-- Begin SOURCE MATERIAL --

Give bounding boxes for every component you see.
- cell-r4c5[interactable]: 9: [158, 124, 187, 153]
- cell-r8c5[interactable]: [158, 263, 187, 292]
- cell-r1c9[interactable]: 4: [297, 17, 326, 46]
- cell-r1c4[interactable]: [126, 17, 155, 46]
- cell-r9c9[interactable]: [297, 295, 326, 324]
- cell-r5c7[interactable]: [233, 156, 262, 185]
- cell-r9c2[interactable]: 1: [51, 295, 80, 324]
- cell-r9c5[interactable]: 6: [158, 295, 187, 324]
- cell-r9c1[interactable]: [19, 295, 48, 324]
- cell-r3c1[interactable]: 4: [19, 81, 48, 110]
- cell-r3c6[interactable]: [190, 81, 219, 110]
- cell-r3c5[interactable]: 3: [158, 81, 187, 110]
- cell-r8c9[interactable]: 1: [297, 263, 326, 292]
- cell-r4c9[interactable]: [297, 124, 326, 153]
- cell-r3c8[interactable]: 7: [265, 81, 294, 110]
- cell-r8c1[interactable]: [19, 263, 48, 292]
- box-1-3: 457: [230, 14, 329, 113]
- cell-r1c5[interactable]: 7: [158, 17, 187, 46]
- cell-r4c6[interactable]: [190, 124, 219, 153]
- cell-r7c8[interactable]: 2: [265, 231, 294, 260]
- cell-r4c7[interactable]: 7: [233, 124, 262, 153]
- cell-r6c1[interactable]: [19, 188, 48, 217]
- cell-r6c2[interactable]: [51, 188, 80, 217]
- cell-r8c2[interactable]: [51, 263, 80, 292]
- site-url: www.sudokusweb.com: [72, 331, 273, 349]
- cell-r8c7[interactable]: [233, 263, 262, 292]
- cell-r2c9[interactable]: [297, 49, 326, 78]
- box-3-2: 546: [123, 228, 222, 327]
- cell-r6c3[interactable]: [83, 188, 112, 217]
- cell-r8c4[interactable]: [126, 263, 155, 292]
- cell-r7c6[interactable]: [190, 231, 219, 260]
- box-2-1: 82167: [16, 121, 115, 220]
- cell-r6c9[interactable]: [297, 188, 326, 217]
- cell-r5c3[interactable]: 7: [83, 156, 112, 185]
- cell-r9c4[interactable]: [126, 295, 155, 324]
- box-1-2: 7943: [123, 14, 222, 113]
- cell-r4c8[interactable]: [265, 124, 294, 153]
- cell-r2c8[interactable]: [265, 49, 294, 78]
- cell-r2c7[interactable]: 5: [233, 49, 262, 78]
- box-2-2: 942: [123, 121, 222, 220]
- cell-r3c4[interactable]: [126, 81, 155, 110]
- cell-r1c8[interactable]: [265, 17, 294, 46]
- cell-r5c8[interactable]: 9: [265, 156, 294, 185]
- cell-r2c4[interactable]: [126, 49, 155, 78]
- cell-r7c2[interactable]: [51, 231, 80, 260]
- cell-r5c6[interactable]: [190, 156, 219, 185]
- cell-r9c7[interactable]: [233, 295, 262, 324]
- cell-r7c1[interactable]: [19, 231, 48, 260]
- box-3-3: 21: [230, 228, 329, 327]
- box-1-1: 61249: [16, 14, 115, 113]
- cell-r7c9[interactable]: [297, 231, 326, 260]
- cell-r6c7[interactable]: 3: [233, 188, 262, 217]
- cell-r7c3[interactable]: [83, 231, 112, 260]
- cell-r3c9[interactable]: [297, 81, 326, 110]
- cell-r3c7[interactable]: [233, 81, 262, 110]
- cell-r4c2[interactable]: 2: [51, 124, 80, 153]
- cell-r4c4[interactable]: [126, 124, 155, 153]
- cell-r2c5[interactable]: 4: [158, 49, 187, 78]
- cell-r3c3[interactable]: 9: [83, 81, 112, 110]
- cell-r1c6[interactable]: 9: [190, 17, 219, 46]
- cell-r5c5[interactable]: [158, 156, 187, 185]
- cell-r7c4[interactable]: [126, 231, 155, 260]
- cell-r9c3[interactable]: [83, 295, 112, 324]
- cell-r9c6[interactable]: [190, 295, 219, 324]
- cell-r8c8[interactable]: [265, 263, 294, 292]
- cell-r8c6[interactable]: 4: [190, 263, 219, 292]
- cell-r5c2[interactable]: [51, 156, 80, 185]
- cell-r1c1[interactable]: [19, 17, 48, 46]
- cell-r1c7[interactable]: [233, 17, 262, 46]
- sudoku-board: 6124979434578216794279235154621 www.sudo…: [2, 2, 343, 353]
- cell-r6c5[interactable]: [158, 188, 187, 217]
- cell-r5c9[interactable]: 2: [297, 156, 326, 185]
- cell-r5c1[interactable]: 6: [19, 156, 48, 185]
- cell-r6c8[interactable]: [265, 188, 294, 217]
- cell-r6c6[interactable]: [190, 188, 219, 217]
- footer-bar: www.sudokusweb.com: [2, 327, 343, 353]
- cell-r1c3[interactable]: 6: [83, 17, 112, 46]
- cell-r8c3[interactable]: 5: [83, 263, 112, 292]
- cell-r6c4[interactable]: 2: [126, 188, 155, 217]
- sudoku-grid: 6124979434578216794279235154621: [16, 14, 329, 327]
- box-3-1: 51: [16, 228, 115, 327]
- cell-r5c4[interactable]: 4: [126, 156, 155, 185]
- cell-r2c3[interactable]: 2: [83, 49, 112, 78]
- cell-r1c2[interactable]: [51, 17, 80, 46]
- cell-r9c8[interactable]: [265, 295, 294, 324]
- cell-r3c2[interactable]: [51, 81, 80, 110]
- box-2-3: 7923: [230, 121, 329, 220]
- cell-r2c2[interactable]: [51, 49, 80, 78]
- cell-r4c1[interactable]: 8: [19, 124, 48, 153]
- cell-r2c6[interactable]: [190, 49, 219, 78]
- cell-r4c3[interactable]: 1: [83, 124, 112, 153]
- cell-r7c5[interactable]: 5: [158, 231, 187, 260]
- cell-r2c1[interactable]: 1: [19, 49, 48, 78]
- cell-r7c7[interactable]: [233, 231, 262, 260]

-- End SOURCE MATERIAL --

Reproduce every line of the records above character for character, leaving nothing out and changing nothing.

Give bounding boxes for every component you see.
- cell-r4c5[interactable]: 9: [158, 124, 187, 153]
- cell-r8c5[interactable]: [158, 263, 187, 292]
- cell-r1c9[interactable]: 4: [297, 17, 326, 46]
- cell-r1c4[interactable]: [126, 17, 155, 46]
- cell-r9c9[interactable]: [297, 295, 326, 324]
- cell-r5c7[interactable]: [233, 156, 262, 185]
- cell-r9c2[interactable]: 1: [51, 295, 80, 324]
- cell-r9c5[interactable]: 6: [158, 295, 187, 324]
- cell-r9c1[interactable]: [19, 295, 48, 324]
- cell-r3c1[interactable]: 4: [19, 81, 48, 110]
- cell-r3c6[interactable]: [190, 81, 219, 110]
- cell-r3c5[interactable]: 3: [158, 81, 187, 110]
- cell-r8c9[interactable]: 1: [297, 263, 326, 292]
- cell-r4c9[interactable]: [297, 124, 326, 153]
- cell-r3c8[interactable]: 7: [265, 81, 294, 110]
- cell-r8c1[interactable]: [19, 263, 48, 292]
- box-1-3: 457: [230, 14, 329, 113]
- cell-r1c5[interactable]: 7: [158, 17, 187, 46]
- cell-r4c6[interactable]: [190, 124, 219, 153]
- cell-r7c8[interactable]: 2: [265, 231, 294, 260]
- cell-r4c7[interactable]: 7: [233, 124, 262, 153]
- cell-r6c1[interactable]: [19, 188, 48, 217]
- cell-r6c2[interactable]: [51, 188, 80, 217]
- cell-r8c2[interactable]: [51, 263, 80, 292]
- site-url: www.sudokusweb.com: [72, 331, 273, 349]
- cell-r8c7[interactable]: [233, 263, 262, 292]
- cell-r2c9[interactable]: [297, 49, 326, 78]
- box-3-2: 546: [123, 228, 222, 327]
- cell-r6c3[interactable]: [83, 188, 112, 217]
- cell-r8c4[interactable]: [126, 263, 155, 292]
- cell-r7c6[interactable]: [190, 231, 219, 260]
- box-2-1: 82167: [16, 121, 115, 220]
- cell-r6c9[interactable]: [297, 188, 326, 217]
- cell-r5c3[interactable]: 7: [83, 156, 112, 185]
- cell-r9c4[interactable]: [126, 295, 155, 324]
- box-1-2: 7943: [123, 14, 222, 113]
- cell-r4c8[interactable]: [265, 124, 294, 153]
- cell-r2c8[interactable]: [265, 49, 294, 78]
- cell-r2c7[interactable]: 5: [233, 49, 262, 78]
- box-2-2: 942: [123, 121, 222, 220]
- cell-r3c4[interactable]: [126, 81, 155, 110]
- cell-r1c8[interactable]: [265, 17, 294, 46]
- cell-r5c8[interactable]: 9: [265, 156, 294, 185]
- cell-r2c4[interactable]: [126, 49, 155, 78]
- cell-r7c2[interactable]: [51, 231, 80, 260]
- cell-r5c6[interactable]: [190, 156, 219, 185]
- cell-r9c7[interactable]: [233, 295, 262, 324]
- cell-r7c1[interactable]: [19, 231, 48, 260]
- box-3-3: 21: [230, 228, 329, 327]
- box-1-1: 61249: [16, 14, 115, 113]
- cell-r7c9[interactable]: [297, 231, 326, 260]
- cell-r6c7[interactable]: 3: [233, 188, 262, 217]
- cell-r7c3[interactable]: [83, 231, 112, 260]
- cell-r3c9[interactable]: [297, 81, 326, 110]
- cell-r3c7[interactable]: [233, 81, 262, 110]
- cell-r4c2[interactable]: 2: [51, 124, 80, 153]
- cell-r4c4[interactable]: [126, 124, 155, 153]
- cell-r2c5[interactable]: 4: [158, 49, 187, 78]
- cell-r3c3[interactable]: 9: [83, 81, 112, 110]
- cell-r1c6[interactable]: 9: [190, 17, 219, 46]
- cell-r5c5[interactable]: [158, 156, 187, 185]
- cell-r7c4[interactable]: [126, 231, 155, 260]
- cell-r9c3[interactable]: [83, 295, 112, 324]
- cell-r9c6[interactable]: [190, 295, 219, 324]
- cell-r8c8[interactable]: [265, 263, 294, 292]
- cell-r8c6[interactable]: 4: [190, 263, 219, 292]
- cell-r5c2[interactable]: [51, 156, 80, 185]
- cell-r1c1[interactable]: [19, 17, 48, 46]
- cell-r1c7[interactable]: [233, 17, 262, 46]
- sudoku-board: 6124979434578216794279235154621 www.sudo…: [2, 2, 343, 353]
- cell-r6c5[interactable]: [158, 188, 187, 217]
- cell-r5c9[interactable]: 2: [297, 156, 326, 185]
- cell-r5c1[interactable]: 6: [19, 156, 48, 185]
- cell-r6c8[interactable]: [265, 188, 294, 217]
- cell-r6c6[interactable]: [190, 188, 219, 217]
- footer-bar: www.sudokusweb.com: [2, 327, 343, 353]
- cell-r1c3[interactable]: 6: [83, 17, 112, 46]
- cell-r8c3[interactable]: 5: [83, 263, 112, 292]
- cell-r6c4[interactable]: 2: [126, 188, 155, 217]
- sudoku-grid: 6124979434578216794279235154621: [16, 14, 329, 327]
- box-3-1: 51: [16, 228, 115, 327]
- cell-r5c4[interactable]: 4: [126, 156, 155, 185]
- cell-r2c3[interactable]: 2: [83, 49, 112, 78]
- cell-r1c2[interactable]: [51, 17, 80, 46]
- cell-r9c8[interactable]: [265, 295, 294, 324]
- cell-r3c2[interactable]: [51, 81, 80, 110]
- box-2-3: 7923: [230, 121, 329, 220]
- cell-r2c2[interactable]: [51, 49, 80, 78]
- cell-r4c1[interactable]: 8: [19, 124, 48, 153]
- cell-r2c6[interactable]: [190, 49, 219, 78]
- cell-r4c3[interactable]: 1: [83, 124, 112, 153]
- cell-r7c5[interactable]: 5: [158, 231, 187, 260]
- cell-r2c1[interactable]: 1: [19, 49, 48, 78]
- cell-r7c7[interactable]: [233, 231, 262, 260]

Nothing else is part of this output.